**Description of the task**
Recast every line of the records below as a Markdown table with two columns, Row and Line, numbering the rows in order and leaving out blank lines.

**Items stored from a collection**
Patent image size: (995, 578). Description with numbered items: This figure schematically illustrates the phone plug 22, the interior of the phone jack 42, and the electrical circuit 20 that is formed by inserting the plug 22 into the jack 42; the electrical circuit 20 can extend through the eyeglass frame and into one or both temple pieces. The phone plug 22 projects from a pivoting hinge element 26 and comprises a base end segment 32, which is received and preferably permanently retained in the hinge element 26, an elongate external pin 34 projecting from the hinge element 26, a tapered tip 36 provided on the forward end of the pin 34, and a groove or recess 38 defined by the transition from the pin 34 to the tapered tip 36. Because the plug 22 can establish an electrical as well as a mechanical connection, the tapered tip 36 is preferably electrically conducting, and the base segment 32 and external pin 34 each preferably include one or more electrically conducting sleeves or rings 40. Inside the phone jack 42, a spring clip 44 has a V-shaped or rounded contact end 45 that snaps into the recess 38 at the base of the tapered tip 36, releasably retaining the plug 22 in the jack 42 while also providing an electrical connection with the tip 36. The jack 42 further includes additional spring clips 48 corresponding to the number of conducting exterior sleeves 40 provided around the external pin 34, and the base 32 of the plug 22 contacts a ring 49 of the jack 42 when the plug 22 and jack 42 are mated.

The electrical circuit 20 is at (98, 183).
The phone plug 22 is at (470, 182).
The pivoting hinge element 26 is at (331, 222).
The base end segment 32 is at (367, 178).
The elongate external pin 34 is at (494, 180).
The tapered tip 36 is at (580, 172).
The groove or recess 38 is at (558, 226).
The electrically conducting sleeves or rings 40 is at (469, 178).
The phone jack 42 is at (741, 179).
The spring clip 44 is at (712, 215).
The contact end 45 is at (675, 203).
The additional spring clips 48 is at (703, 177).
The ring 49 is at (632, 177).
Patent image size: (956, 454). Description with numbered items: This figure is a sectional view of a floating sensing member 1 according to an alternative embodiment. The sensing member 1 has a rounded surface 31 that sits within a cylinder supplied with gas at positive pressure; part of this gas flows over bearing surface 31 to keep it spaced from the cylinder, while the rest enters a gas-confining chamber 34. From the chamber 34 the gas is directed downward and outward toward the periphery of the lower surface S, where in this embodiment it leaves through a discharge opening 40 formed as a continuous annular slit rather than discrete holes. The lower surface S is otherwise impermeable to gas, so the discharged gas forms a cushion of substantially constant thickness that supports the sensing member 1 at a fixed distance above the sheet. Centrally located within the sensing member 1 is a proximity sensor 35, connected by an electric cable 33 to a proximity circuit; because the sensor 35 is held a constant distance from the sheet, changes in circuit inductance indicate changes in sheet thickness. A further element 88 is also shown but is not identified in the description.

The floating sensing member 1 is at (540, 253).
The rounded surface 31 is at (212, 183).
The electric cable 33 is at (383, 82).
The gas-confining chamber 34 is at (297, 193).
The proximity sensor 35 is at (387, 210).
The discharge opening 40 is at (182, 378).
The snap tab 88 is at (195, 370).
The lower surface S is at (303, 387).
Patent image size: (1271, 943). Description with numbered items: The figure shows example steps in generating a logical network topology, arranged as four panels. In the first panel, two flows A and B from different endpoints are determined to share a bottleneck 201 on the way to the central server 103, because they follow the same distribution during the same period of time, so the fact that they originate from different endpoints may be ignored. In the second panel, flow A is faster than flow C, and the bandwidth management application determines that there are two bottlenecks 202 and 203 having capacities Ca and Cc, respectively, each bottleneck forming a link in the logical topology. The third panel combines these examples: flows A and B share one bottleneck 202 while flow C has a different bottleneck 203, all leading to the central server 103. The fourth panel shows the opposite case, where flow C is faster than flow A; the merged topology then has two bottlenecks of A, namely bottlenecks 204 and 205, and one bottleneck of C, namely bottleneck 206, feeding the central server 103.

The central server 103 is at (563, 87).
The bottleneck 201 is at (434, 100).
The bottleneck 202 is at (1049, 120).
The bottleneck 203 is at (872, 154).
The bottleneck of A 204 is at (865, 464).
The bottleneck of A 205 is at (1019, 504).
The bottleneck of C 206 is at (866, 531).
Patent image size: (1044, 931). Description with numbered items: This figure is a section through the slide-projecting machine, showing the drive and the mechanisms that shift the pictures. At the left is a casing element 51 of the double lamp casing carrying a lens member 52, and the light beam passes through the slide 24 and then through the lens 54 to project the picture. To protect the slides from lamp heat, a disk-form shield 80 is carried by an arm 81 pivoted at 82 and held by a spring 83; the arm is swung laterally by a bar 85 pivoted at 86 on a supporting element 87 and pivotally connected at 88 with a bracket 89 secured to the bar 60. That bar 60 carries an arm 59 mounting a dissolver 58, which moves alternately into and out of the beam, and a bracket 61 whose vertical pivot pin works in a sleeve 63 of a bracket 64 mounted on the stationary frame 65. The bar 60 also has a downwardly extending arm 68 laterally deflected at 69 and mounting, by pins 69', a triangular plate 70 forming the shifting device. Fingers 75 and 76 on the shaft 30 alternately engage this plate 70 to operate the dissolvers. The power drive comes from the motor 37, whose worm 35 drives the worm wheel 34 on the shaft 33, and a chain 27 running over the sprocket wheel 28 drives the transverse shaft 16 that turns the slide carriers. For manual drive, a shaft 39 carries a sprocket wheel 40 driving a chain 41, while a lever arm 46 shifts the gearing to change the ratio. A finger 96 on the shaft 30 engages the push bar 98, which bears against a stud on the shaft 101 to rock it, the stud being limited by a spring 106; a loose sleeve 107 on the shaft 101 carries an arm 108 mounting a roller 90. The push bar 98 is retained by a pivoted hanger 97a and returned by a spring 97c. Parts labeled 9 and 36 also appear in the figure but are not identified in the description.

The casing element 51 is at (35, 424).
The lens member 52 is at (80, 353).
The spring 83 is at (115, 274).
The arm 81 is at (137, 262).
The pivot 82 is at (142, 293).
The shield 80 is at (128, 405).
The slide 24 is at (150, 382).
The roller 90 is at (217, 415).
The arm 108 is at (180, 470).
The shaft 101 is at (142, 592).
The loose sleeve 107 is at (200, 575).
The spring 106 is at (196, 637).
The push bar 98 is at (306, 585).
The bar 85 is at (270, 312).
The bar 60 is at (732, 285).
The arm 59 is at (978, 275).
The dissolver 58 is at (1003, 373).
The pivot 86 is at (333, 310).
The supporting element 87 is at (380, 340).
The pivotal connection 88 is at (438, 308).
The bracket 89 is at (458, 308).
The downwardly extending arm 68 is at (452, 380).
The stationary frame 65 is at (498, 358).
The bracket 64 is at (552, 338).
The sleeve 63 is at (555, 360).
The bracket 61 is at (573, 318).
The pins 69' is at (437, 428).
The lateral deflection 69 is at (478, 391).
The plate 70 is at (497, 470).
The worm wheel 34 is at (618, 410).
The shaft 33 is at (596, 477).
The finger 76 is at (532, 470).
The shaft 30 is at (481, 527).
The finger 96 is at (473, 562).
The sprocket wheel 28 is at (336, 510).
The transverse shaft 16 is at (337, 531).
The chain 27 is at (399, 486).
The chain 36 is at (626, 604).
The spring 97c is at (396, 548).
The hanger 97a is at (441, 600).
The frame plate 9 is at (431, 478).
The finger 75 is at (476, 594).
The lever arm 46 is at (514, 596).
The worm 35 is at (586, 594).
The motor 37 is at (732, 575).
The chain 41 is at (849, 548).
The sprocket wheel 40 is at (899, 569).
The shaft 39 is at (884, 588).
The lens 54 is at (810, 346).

**Answer for this exercise**
| Row | Line |
|---|---|
| 1 | Patent image size: (995, 578). Description with numbered items: This figure schematically illustrates the phone plug 22, the interior of the phone jack 42, and the electrical circuit 20 that is formed by inserting the plug 22 into the jack 42; the electrical circuit 20 can extend through the eyeglass frame and into one or both temple pieces. The phone plug 22 projects from a pivoting hinge element 26 and comprises a base end segment 32, which is received and preferably permanently retained in the hinge element 26, an elongate external pin 34 projecting from the hinge element 26, a tapered tip 36 provided on the forward end of the pin 34, and a groove or recess 38 defined by the transition from the pin 34 to the tapered tip 36. Because the plug 22 can establish an electrical as well as a mechanical connection, the tapered tip 36 is preferably electrically conducting, and the base segment 32 and external pin 34 each preferably include one or more electrically conducting sleeves or rings 40. Inside the phone jack 42, a spring clip 44 has a V-shaped or rounded contact end 45 that snaps into the recess 38 at the base of the tapered tip 36, releasably retaining the plug 22 in the jack 42 while also providing an electrical connection with the tip 36. The jack 42 further includes additional spring clips 48 corresponding to the number of conducting exterior sleeves 40 provided around the external pin 34, and the base 32 of the plug 22 contacts a ring 49 of the jack 42 when the plug 22 and jack 42 are mated. |
| 2 | The electrical circuit 20 is at (98, 183). |
| 3 | The phone plug 22 is at (470, 182). |
| 4 | The pivoting hinge element 26 is at (331, 222). |
| 5 | The base end segment 32 is at (367, 178). |
| 6 | The elongate external pin 34 is at (494, 180). |
| 7 | The tapered tip 36 is at (580, 172). |
| 8 | The groove or recess 38 is at (558, 226). |
| 9 | The electrically conducting sleeves or rings 40 is at (469, 178). |
| 10 | The phone jack 42 is at (741, 179). |
| 11 | The spring clip 44 is at (712, 215). |
| 12 | The contact end 45 is at (675, 203). |
| 13 | The additional spring clips 48 is at (703, 177). |
| 14 | The ring 49 is at (632, 177). |
| 15 | Patent image size: (956, 454). Description with numbered items: This figure is a sectional view of a floating sensing member 1 according to an alternative embodiment. The sensing member 1 has a rounded surface 31 that sits within a cylinder supplied with gas at positive pressure; part of this gas flows over bearing surface 31 to keep it spaced from the cylinder, while the rest enters a gas-confining chamber 34. From the chamber 34 the gas is directed downward and outward toward the periphery of the lower surface S, where in this embodiment it leaves through a discharge opening 40 formed as a continuous annular slit rather than discrete holes. The lower surface S is otherwise impermeable to gas, so the discharged gas forms a cushion of substantially constant thickness that supports the sensing member 1 at a fixed distance above the sheet. Centrally located within the sensing member 1 is a proximity sensor 35, connected by an electric cable 33 to a proximity circuit; because the sensor 35 is held a constant distance from the sheet, changes in circuit inductance indicate changes in sheet thickness. A further element 88 is also shown but is not identified in the description. |
| 16 | The floating sensing member 1 is at (540, 253). |
| 17 | The rounded surface 31 is at (212, 183). |
| 18 | The electric cable 33 is at (383, 82). |
| 19 | The gas-confining chamber 34 is at (297, 193). |
| 20 | The proximity sensor 35 is at (387, 210). |
| 21 | The discharge opening 40 is at (182, 378). |
| 22 | The snap tab 88 is at (195, 370). |
| 23 | The lower surface S is at (303, 387). |
| 24 | Patent image size: (1271, 943). Description with numbered items: The figure shows example steps in generating a logical network topology, arranged as four panels. In the first panel, two flows A and B from different endpoints are determined to share a bottleneck 201 on the way to the central server 103, because they follow the same distribution during the same period of time, so the fact that they originate from different endpoints may be ignored. In the second panel, flow A is faster than flow C, and the bandwidth management application determines that there are two bottlenecks 202 and 203 having capacities Ca and Cc, respectively, each bottleneck forming a link in the logical topology. The third panel combines these examples: flows A and B share one bottleneck 202 while flow C has a different bottleneck 203, all leading to the central server 103. The fourth panel shows the opposite case, where flow C is faster than flow A; the merged topology then has two bottlenecks of A, namely bottlenecks 204 and 205, and one bottleneck of C, namely bottleneck 206, feeding the central server 103. |
| 25 | The central server 103 is at (563, 87). |
| 26 | The bottleneck 201 is at (434, 100). |
| 27 | The bottleneck 202 is at (1049, 120). |
| 28 | The bottleneck 203 is at (872, 154). |
| 29 | The bottleneck of A 204 is at (865, 464). |
| 30 | The bottleneck of A 205 is at (1019, 504). |
| 31 | The bottleneck of C 206 is at (866, 531). |
| 32 | Patent image size: (1044, 931). Description with numbered items: This figure is a section through the slide-projecting machine, showing the drive and the mechanisms that shift the pictures. At the left is a casing element 51 of the double lamp casing carrying a lens member 52, and the light beam passes through the slide 24 and then through the lens 54 to project the picture. To protect the slides from lamp heat, a disk-form shield 80 is carried by an arm 81 pivoted at 82 and held by a spring 83; the arm is swung laterally by a bar 85 pivoted at 86 on a supporting element 87 and pivotally connected at 88 with a bracket 89 secured to the bar 60. That bar 60 carries an arm 59 mounting a dissolver 58, which moves alternately into and out of the beam, and a bracket 61 whose vertical pivot pin works in a sleeve 63 of a bracket 64 mounted on the stationary frame 65. The bar 60 also has a downwardly extending arm 68 laterally deflected at 69 and mounting, by pins 69', a triangular plate 70 forming the shifting device. Fingers 75 and 76 on the shaft 30 alternately engage this plate 70 to operate the dissolvers. The power drive comes from the motor 37, whose worm 35 drives the worm wheel 34 on the shaft 33, and a chain 27 running over the sprocket wheel 28 drives the transverse shaft 16 that turns the slide carriers. For manual drive, a shaft 39 carries a sprocket wheel 40 driving a chain 41, while a lever arm 46 shifts the gearing to change the ratio. A finger 96 on the shaft 30 engages the push bar 98, which bears against a stud on the shaft 101 to rock it, the stud being limited by a spring 106; a loose sleeve 107 on the shaft 101 carries an arm 108 mounting a roller 90. The push bar 98 is retained by a pivoted hanger 97a and returned by a spring 97c. Parts labeled 9 and 36 also appear in the figure but are not identified in the description. |
| 33 | The casing element 51 is at (35, 424). |
| 34 | The lens member 52 is at (80, 353). |
| 35 | The spring 83 is at (115, 274). |
| 36 | The arm 81 is at (137, 262). |
| 37 | The pivot 82 is at (142, 293). |
| 38 | The shield 80 is at (128, 405). |
| 39 | The slide 24 is at (150, 382). |
| 40 | The roller 90 is at (217, 415). |
| 41 | The arm 108 is at (180, 470). |
| 42 | The shaft 101 is at (142, 592). |
| 43 | The loose sleeve 107 is at (200, 575). |
| 44 | The spring 106 is at (196, 637). |
| 45 | The push bar 98 is at (306, 585). |
| 46 | The bar 85 is at (270, 312). |
| 47 | The bar 60 is at (732, 285). |
| 48 | The arm 59 is at (978, 275). |
| 49 | The dissolver 58 is at (1003, 373). |
| 50 | The pivot 86 is at (333, 310). |
| 51 | The supporting element 87 is at (380, 340). |
| 52 | The pivotal connection 88 is at (438, 308). |
| 53 | The bracket 89 is at (458, 308). |
| 54 | The downwardly extending arm 68 is at (452, 380). |
| 55 | The stationary frame 65 is at (498, 358). |
| 56 | The bracket 64 is at (552, 338). |
| 57 | The sleeve 63 is at (555, 360). |
| 58 | The bracket 61 is at (573, 318). |
| 59 | The pins 69' is at (437, 428). |
| 60 | The lateral deflection 69 is at (478, 391). |
| 61 | The plate 70 is at (497, 470). |
| 62 | The worm wheel 34 is at (618, 410). |
| 63 | The shaft 33 is at (596, 477). |
| 64 | The finger 76 is at (532, 470). |
| 65 | The shaft 30 is at (481, 527). |
| 66 | The finger 96 is at (473, 562). |
| 67 | The sprocket wheel 28 is at (336, 510). |
| 68 | The transverse shaft 16 is at (337, 531). |
| 69 | The chain 27 is at (399, 486). |
| 70 | The chain 36 is at (626, 604). |
| 71 | The spring 97c is at (396, 548). |
| 72 | The hanger 97a is at (441, 600). |
| 73 | The frame plate 9 is at (431, 478). |
| 74 | The finger 75 is at (476, 594). |
| 75 | The lever arm 46 is at (514, 596). |
| 76 | The worm 35 is at (586, 594). |
| 77 | The motor 37 is at (732, 575). |
| 78 | The chain 41 is at (849, 548). |
| 79 | The sprocket wheel 40 is at (899, 569). |
| 80 | The shaft 39 is at (884, 588). |
| 81 | The lens 54 is at (810, 346). |